Teks Sumber |

____

Hyper Realistic


Posting ini inspirasinya kemarin, kepikiran jangan-jangan HDR (hyper density reality) tidak hanya dikenal dalam dunia seni rupa/lukis dan fotografi, tapi juga di twitterland dan kehidupan keseharian.

Menyusul pertanyaan lain setelah kepikiran dimana saja bisa aku temui hyper-realistic ini, kenapa disebut hyper-realistic, bukan fake-reality atau reality-disorder? **Maap pake bahasa Inggris, belum nyari padanan yang pas dalam bahasa Indonesia, pertama dengar dan paham istilah hyper-realistic  itu udah dalam bahasa londo, waktu masih suka ngelukis.

Teknik melukis hyper-realistic, setahuku hanya digunakan dalam seni lukis kemudian menyusul dalam seni fotografi pasca digital fotografi. Teknik memotret dan melukis yang super teliti pada kontras terang-gelap, bayangan dan sumber cahaya, bias, kilau dan detail-detail kecil obyeknya (dalam fotografi obyek disebut subyek, karena karya fotografi tidak mengkomposisi karyanya dari tak ada menjadi ada, mereka hanya "membingkai" obyek yang sudah ada, karena obyek ini pelaku pembentuk momen dan kejadian yang akan "dibingkai" maka berubahlah sebutan obyek menjadi subyek. *ambil nafas).

Kenyataan itu apa?
Apa kamu melihatnya sendiri? 
Tidak amirul mukminin, tapi aku mendengarnya.
Informasimu tidak dapat aku gunakan, kecuali bila engkau melihatnya sendiri.
**kutipan dialog Ali bin Abu Thalib dengan orang terpercayanya, lupa pernah baca dimana
Aku khawatir, mimpiku semalam begitu nyata. Barangkali keadaanku sekarang yang sedang terbangun ini, juga hanya mimpi, bukan kenyataan. Jangan-jangan kehidupan dunia ini juga hanya mimpi, dimana kita bisa bermimpi dalam mimpi, dan suatu saat akan dibangunkan. **monolog imam Al-Ghazali, juga lupa pernah baca dimana.
Dua kutipan di atas jadi dasarku mengenali "kenyataan" atau realitas. Pertama kita harus dalam keadaan sadar, berakal, tidak tidur atau mabuk (mabuk apa saja, termasuk mabuk cinta) dan kedua; bisa terlihat (dengan mata apa saja, mata kaki, mata hati, atau mata-mata). Walau begitu, seni rupa dan fotografi lewat HDR kadang masih bisa "menipu" dengan "kenyataan palsu" (fake-reality) karena kita "salah mengartikan kenyataan" (reality-disorder).

____

Perintah 1 | Salin kata demi kata bagian dari tulisan tentang hyper-realistic yang dimulai pada kata-kata "Teknik melukis hyper-realistic, setahuku" dan berakhir setelah kata-kata "engkau melihatnya sendiri.".
Perintah 2 | Tulis ulang entri dari baris pertama sampai baris yang memuat "policy-heading: ポリシーの作成 xyxy=(62,402,168,420)", dengan "global-search" diganti menjadi "header-search" dan bagian lain tidak diubah. Berikan baris-baris itu saja.

Data koordinat tata letak |
____

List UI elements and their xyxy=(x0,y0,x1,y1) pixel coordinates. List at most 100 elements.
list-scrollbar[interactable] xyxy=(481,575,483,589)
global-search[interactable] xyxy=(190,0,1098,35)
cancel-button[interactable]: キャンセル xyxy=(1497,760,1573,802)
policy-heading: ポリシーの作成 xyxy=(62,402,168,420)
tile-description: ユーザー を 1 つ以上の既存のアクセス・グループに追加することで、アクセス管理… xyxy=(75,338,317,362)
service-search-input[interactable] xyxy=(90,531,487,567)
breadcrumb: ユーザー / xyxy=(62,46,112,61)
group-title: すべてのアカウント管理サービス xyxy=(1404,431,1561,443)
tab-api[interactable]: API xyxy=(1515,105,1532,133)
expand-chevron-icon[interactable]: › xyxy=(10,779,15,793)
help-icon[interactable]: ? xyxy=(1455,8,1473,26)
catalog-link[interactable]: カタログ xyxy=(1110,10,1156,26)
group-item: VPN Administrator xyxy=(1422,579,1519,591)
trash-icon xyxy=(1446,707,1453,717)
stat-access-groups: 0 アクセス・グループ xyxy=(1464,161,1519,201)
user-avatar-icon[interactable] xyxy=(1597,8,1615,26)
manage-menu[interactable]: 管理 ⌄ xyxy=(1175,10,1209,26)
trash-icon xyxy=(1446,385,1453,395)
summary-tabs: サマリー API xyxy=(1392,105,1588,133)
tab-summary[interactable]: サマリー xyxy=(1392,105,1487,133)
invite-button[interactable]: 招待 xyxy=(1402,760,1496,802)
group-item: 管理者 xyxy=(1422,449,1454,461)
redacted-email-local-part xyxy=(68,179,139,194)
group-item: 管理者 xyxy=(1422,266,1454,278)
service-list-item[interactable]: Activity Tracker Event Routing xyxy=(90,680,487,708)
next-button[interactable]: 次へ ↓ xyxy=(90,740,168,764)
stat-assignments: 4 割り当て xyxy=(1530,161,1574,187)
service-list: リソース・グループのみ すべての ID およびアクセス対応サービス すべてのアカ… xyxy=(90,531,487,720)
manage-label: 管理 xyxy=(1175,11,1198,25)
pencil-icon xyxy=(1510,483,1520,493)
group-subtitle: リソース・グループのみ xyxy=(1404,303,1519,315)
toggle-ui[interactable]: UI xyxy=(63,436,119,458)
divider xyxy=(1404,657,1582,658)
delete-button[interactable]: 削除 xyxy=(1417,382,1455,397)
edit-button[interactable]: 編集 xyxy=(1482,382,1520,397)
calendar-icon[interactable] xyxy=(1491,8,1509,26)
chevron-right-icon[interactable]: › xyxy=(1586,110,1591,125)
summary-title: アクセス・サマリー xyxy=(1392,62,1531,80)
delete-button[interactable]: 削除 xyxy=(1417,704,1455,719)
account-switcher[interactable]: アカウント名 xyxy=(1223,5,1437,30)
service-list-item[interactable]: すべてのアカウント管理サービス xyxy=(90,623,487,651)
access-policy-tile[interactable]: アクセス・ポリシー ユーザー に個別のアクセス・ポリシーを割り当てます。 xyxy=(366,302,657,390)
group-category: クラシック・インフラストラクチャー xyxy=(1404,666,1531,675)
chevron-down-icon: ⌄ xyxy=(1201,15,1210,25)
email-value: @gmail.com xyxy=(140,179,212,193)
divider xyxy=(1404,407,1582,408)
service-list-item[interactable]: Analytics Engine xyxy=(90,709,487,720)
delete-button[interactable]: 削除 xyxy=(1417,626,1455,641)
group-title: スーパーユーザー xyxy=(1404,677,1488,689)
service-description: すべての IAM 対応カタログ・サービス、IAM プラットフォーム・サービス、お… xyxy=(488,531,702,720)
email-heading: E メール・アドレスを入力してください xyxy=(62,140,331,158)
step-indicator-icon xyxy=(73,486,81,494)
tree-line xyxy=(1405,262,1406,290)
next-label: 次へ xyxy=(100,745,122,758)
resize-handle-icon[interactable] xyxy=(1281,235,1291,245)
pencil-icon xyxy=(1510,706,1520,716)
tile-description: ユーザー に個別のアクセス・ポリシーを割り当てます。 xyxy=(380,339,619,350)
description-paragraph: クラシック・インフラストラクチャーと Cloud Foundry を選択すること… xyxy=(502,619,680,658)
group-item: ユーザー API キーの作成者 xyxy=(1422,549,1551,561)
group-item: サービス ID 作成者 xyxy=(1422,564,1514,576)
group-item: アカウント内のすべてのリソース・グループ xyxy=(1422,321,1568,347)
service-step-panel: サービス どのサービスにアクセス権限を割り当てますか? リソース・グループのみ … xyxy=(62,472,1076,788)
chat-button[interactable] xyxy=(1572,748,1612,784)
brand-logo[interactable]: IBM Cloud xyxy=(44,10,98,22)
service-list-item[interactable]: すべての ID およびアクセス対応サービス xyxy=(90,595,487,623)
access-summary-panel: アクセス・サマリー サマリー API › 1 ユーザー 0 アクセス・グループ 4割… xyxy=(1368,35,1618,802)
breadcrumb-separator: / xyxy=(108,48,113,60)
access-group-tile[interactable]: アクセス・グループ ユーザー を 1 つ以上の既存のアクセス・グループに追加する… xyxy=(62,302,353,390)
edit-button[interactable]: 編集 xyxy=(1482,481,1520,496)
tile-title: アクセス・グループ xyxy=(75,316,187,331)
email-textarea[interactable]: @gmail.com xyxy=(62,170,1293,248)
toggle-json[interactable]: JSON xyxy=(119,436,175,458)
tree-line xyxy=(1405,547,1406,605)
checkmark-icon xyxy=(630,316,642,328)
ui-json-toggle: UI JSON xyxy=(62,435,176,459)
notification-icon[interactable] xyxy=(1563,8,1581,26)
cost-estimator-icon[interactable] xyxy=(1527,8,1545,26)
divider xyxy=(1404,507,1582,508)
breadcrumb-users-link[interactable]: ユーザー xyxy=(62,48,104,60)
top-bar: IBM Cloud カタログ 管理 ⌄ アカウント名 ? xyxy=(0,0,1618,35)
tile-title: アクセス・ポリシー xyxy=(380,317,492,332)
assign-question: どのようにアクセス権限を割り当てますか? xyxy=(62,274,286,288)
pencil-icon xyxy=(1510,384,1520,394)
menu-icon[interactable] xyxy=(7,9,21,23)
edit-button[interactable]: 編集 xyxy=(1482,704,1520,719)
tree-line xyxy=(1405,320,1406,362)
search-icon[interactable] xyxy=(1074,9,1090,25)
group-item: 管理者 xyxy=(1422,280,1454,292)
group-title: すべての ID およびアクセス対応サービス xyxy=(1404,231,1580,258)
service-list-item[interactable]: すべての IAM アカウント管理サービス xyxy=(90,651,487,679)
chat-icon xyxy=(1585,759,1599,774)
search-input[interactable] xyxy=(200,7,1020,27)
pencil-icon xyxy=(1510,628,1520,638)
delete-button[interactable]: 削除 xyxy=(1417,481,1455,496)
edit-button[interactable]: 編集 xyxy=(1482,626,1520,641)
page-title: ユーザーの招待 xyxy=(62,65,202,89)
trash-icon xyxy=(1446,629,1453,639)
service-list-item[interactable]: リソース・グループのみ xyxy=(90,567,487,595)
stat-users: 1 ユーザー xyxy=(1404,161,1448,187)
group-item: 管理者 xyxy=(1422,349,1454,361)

____

Jawaban Latihan 1 |
Teknik melukis hyper-realistic, setahuku hanya digunakan dalam seni lukis kemudian menyusul dalam seni fotografi pasca digital fotografi. Teknik memotret dan melukis yang super teliti pada kontras terang-gelap, bayangan dan sumber cahaya, bias, kilau dan detail-detail kecil obyeknya (dalam fotografi obyek disebut subyek, karena karya fotografi tidak mengkomposisi karyanya dari tak ada menjadi ada, mereka hanya "membingkai" obyek yang sudah ada, karena obyek ini pelaku pembentuk momen dan kejadian yang akan "dibingkai" maka berubahlah sebutan obyek menjadi subyek. *ambil nafas).

Kenyataan itu apa?
Apa kamu melihatnya sendiri? 
Tidak amirul mukminin, tapi aku mendengarnya.
Informasimu tidak dapat aku gunakan, kecuali bila engkau melihatnya sendiri.

Jawaban Latihan 2 |
List UI elements and their xyxy=(x0,y0,x1,y1) pixel coordinates. List at most 100 elements.
list-scrollbar[interactable] xyxy=(481,575,483,589)
header-search[interactable] xyxy=(190,0,1098,35)
cancel-button[interactable]: キャンセル xyxy=(1497,760,1573,802)
policy-heading: ポリシーの作成 xyxy=(62,402,168,420)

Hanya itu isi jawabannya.